__Exercise details__.
Filter the records for lines holding the string "метод".

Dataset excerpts

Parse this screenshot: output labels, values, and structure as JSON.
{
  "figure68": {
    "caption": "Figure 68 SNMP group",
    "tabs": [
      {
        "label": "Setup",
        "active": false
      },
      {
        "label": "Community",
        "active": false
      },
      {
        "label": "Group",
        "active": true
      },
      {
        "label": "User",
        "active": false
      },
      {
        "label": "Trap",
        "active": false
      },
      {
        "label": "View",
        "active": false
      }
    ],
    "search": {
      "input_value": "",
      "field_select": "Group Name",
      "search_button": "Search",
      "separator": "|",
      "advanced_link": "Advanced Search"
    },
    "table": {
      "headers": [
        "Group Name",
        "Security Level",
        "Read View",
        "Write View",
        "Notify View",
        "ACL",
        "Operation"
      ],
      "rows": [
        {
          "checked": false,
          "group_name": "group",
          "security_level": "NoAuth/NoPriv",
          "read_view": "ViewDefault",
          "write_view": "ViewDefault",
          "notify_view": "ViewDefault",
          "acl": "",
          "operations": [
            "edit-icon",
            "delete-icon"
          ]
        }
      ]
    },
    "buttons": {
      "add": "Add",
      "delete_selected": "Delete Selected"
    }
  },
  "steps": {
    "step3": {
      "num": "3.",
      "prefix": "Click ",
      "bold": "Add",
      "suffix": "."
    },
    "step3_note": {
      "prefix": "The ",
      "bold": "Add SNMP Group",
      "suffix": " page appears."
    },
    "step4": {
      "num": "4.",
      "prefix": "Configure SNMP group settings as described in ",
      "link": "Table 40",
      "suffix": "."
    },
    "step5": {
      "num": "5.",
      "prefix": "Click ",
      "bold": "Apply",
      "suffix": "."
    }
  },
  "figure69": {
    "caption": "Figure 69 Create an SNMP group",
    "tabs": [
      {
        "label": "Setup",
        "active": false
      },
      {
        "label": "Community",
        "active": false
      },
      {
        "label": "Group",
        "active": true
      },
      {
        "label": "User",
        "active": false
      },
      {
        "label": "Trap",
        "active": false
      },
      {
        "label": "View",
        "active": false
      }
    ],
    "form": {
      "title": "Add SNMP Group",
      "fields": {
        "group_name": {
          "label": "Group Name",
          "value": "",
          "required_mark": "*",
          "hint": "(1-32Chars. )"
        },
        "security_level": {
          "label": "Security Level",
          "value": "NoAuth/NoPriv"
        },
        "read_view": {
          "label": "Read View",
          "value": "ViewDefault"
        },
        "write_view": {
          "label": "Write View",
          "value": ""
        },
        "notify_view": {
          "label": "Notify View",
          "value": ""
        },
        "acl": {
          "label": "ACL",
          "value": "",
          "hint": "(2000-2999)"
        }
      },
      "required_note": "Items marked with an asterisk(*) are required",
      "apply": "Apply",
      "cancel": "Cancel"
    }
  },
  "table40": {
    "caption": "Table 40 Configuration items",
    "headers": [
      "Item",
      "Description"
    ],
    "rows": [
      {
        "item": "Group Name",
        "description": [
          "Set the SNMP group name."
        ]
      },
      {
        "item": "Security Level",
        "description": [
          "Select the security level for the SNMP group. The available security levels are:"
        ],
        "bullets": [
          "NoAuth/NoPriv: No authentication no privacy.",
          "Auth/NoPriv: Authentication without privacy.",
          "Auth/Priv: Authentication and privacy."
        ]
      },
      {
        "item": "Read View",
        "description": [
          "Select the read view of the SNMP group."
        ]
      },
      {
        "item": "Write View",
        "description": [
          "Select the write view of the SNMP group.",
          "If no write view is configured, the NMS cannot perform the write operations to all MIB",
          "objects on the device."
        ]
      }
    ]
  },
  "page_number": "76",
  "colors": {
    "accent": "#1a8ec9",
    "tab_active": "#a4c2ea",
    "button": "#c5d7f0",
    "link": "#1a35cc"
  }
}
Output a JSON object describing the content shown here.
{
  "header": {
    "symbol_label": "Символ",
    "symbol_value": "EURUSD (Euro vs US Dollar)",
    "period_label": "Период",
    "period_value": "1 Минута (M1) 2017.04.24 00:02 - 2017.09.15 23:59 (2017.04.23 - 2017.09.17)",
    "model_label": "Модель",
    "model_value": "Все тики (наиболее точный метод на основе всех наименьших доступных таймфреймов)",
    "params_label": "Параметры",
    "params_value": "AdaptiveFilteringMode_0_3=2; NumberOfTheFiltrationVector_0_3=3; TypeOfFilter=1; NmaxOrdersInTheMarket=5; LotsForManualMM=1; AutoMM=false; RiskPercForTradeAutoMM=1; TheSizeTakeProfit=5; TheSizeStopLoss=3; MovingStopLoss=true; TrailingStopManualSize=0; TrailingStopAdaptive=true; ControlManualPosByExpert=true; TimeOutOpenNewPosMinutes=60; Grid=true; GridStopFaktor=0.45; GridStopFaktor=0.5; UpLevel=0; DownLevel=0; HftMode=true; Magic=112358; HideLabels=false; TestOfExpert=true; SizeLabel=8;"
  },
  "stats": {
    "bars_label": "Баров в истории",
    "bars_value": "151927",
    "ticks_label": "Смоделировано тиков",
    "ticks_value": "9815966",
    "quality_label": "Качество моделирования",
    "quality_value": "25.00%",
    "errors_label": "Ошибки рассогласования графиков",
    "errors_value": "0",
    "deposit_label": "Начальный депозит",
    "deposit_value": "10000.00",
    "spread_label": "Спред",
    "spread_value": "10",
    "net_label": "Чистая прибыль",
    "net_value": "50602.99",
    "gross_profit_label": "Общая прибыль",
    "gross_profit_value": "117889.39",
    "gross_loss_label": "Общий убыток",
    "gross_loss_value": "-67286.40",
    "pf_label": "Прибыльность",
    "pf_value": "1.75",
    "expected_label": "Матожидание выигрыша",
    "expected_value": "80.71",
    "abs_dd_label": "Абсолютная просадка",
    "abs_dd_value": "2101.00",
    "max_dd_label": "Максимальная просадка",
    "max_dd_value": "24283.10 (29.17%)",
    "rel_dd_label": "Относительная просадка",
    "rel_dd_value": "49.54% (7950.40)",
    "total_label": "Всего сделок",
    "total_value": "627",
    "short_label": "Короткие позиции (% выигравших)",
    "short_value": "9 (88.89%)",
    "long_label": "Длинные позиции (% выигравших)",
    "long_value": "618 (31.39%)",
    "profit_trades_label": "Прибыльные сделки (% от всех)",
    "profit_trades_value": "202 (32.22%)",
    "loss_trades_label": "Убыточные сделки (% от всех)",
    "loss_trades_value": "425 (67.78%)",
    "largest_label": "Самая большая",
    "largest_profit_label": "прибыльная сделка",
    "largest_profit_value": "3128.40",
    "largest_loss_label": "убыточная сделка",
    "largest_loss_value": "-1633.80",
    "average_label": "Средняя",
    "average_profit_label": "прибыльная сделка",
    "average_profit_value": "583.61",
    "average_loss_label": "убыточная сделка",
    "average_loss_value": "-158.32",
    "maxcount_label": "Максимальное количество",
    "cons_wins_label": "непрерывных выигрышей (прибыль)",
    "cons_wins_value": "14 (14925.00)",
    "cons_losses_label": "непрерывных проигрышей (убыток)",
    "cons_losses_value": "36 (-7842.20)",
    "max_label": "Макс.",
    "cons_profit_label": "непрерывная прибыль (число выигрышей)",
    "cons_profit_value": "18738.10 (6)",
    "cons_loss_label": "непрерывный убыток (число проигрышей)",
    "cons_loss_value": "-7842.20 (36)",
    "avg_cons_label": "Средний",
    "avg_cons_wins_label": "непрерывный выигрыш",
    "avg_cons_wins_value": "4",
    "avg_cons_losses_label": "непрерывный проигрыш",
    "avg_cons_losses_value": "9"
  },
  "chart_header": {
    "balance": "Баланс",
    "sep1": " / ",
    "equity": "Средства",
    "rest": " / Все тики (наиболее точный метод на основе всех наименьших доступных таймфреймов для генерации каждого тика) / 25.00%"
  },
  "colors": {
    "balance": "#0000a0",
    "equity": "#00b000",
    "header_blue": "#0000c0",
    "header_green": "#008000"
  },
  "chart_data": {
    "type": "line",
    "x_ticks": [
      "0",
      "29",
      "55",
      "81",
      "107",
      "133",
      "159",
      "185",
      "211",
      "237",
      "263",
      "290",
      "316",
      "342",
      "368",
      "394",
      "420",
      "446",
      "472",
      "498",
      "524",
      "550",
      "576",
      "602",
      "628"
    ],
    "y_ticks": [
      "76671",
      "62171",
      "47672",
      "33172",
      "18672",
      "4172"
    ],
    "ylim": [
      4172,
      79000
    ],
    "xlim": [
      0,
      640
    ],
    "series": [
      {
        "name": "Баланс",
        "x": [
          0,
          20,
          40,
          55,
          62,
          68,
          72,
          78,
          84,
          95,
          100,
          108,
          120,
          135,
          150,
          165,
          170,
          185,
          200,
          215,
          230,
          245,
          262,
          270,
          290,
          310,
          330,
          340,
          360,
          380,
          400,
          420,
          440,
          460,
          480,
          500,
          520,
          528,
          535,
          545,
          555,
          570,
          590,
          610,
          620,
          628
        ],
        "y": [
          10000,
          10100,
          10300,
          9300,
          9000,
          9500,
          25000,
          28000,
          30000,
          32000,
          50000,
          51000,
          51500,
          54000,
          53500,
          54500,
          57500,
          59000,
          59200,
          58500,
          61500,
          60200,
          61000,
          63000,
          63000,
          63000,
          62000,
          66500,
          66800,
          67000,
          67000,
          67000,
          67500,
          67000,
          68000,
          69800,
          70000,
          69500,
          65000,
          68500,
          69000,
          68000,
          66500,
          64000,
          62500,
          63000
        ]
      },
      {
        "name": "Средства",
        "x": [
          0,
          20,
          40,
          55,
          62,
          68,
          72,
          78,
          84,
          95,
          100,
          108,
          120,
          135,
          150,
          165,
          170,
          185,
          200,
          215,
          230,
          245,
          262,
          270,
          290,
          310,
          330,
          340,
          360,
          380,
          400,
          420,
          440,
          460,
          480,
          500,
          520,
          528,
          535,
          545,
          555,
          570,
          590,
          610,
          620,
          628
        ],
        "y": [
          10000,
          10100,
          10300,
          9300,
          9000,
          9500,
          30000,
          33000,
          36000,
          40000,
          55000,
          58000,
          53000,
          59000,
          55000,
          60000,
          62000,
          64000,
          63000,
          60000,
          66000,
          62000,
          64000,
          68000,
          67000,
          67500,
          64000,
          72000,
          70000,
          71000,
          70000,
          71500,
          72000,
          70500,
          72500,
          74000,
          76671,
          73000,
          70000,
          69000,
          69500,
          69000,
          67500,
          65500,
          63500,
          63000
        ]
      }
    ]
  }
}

__Solution to this exercise__.
    "model_value": "Все тики (наиболее точный метод на основе всех наименьших доступных таймфреймов)",
    "rest": " / Все тики (наиболее точный метод на основе всех наименьших доступных таймфреймов для генерации каждого тика) / 25.00%"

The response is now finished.